## TASK DIRECTIONS
Repeat the whole listing below, word for word.
+++ MATERIAL
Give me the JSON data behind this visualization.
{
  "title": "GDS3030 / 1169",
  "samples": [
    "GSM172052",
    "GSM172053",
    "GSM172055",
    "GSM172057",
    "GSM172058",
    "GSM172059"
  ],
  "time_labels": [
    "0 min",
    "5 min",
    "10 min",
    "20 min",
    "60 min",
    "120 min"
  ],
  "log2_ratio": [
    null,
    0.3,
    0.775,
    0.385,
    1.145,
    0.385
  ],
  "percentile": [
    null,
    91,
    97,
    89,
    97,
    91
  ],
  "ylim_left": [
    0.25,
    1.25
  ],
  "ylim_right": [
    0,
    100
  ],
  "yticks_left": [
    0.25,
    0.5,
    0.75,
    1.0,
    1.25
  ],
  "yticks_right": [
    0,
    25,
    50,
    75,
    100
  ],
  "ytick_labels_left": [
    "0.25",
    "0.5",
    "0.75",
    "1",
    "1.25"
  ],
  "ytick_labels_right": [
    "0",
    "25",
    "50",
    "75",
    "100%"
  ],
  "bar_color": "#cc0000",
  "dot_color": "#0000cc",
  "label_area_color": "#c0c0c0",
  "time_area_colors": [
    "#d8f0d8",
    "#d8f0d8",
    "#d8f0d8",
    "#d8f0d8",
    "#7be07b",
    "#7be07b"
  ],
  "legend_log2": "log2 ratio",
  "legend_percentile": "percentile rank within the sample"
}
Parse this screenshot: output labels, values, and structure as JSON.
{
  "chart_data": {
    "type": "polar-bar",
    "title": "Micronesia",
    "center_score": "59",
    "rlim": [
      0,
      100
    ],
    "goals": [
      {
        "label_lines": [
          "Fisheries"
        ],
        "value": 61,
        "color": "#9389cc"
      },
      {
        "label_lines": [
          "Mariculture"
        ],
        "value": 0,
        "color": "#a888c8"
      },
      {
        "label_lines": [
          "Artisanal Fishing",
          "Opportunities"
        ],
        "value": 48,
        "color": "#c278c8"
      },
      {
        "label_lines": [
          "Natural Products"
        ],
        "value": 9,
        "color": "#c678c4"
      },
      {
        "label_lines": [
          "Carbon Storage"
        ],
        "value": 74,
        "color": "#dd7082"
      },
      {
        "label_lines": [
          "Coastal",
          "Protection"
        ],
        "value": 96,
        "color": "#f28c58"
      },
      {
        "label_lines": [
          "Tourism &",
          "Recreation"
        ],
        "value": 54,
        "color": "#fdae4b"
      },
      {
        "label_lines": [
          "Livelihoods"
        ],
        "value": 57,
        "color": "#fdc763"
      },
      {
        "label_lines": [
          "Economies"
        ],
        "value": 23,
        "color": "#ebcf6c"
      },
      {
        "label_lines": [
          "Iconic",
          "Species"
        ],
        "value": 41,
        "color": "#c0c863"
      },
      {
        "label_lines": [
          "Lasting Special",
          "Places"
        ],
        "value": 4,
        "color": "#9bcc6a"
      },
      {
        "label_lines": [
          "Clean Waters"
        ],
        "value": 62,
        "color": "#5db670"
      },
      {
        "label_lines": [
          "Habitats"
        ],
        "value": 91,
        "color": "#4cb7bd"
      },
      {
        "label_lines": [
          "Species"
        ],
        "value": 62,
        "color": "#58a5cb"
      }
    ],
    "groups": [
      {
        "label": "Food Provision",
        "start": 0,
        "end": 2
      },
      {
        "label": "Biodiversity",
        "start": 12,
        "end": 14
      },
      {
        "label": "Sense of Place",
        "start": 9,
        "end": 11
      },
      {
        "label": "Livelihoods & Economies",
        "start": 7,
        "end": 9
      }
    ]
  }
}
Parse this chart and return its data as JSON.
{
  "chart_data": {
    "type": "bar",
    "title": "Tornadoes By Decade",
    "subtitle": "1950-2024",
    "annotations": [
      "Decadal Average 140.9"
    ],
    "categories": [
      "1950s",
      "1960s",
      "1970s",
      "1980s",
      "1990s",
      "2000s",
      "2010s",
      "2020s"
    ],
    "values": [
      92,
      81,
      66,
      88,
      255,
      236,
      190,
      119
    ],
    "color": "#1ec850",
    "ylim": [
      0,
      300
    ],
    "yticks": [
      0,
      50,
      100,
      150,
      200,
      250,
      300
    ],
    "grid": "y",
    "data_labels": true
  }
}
++++++
## SOLUTION TO THE EXERCISE
Give me the JSON data behind this visualization.
{
  "title": "GDS3030 / 1169",
  "samples": [
    "GSM172052",
    "GSM172053",
    "GSM172055",
    "GSM172057",
    "GSM172058",
    "GSM172059"
  ],
  "time_labels": [
    "0 min",
    "5 min",
    "10 min",
    "20 min",
    "60 min",
    "120 min"
  ],
  "log2_ratio": [
    null,
    0.3,
    0.775,
    0.385,
    1.145,
    0.385
  ],
  "percentile": [
    null,
    91,
    97,
    89,
    97,
    91
  ],
  "ylim_left": [
    0.25,
    1.25
  ],
  "ylim_right": [
    0,
    100
  ],
  "yticks_left": [
    0.25,
    0.5,
    0.75,
    1.0,
    1.25
  ],
  "yticks_right": [
    0,
    25,
    50,
    75,
    100
  ],
  "ytick_labels_left": [
    "0.25",
    "0.5",
    "0.75",
    "1",
    "1.25"
  ],
  "ytick_labels_right": [
    "0",
    "25",
    "50",
    "75",
    "100%"
  ],
  "bar_color": "#cc0000",
  "dot_color": "#0000cc",
  "label_area_color": "#c0c0c0",
  "time_area_colors": [
    "#d8f0d8",
    "#d8f0d8",
    "#d8f0d8",
    "#d8f0d8",
    "#7be07b",
    "#7be07b"
  ],
  "legend_log2": "log2 ratio",
  "legend_percentile": "percentile rank within the sample"
}
Parse this screenshot: output labels, values, and structure as JSON.
{
  "chart_data": {
    "type": "polar-bar",
    "title": "Micronesia",
    "center_score": "59",
    "rlim": [
      0,
      100
    ],
    "goals": [
      {
        "label_lines": [
          "Fisheries"
        ],
        "value": 61,
        "color": "#9389cc"
      },
      {
        "label_lines": [
          "Mariculture"
        ],
        "value": 0,
        "color": "#a888c8"
      },
      {
        "label_lines": [
          "Artisanal Fishing",
          "Opportunities"
        ],
        "value": 48,
        "color": "#c278c8"
      },
      {
        "label_lines": [
          "Natural Products"
        ],
        "value": 9,
        "color": "#c678c4"
      },
      {
        "label_lines": [
          "Carbon Storage"
        ],
        "value": 74,
        "color": "#dd7082"
      },
      {
        "label_lines": [
          "Coastal",
          "Protection"
        ],
        "value": 96,
        "color": "#f28c58"
      },
      {
        "label_lines": [
          "Tourism &",
          "Recreation"
        ],
        "value": 54,
        "color": "#fdae4b"
      },
      {
        "label_lines": [
          "Livelihoods"
        ],
        "value": 57,
        "color": "#fdc763"
      },
      {
        "label_lines": [
          "Economies"
        ],
        "value": 23,
        "color": "#ebcf6c"
      },
      {
        "label_lines": [
          "Iconic",
          "Species"
        ],
        "value": 41,
        "color": "#c0c863"
      },
      {
        "label_lines": [
          "Lasting Special",
          "Places"
        ],
        "value": 4,
        "color": "#9bcc6a"
      },
      {
        "label_lines": [
          "Clean Waters"
        ],
        "value": 62,
        "color": "#5db670"
      },
      {
        "label_lines": [
          "Habitats"
        ],
        "value": 91,
        "color": "#4cb7bd"
      },
      {
        "label_lines": [
          "Species"
        ],
        "value": 62,
        "color": "#58a5cb"
      }
    ],
    "groups": [
      {
        "label": "Food Provision",
        "start": 0,
        "end": 2
      },
      {
        "label": "Biodiversity",
        "start": 12,
        "end": 14
      },
      {
        "label": "Sense of Place",
        "start": 9,
        "end": 11
      },
      {
        "label": "Livelihoods & Economies",
        "start": 7,
        "end": 9
      }
    ]
  }
}
Parse this chart and return its data as JSON.
{
  "chart_data": {
    "type": "bar",
    "title": "Tornadoes By Decade",
    "subtitle": "1950-2024",
    "annotations": [
      "Decadal Average 140.9"
    ],
    "categories": [
      "1950s",
      "1960s",
      "1970s",
      "1980s",
      "1990s",
      "2000s",
      "2010s",
      "2020s"
    ],
    "values": [
      92,
      81,
      66,
      88,
      255,
      236,
      190,
      119
    ],
    "color": "#1ec850",
    "ylim": [
      0,
      300
    ],
    "yticks": [
      0,
      50,
      100,
      150,
      200,
      250,
      300
    ],
    "grid": "y",
    "data_labels": true
  }
}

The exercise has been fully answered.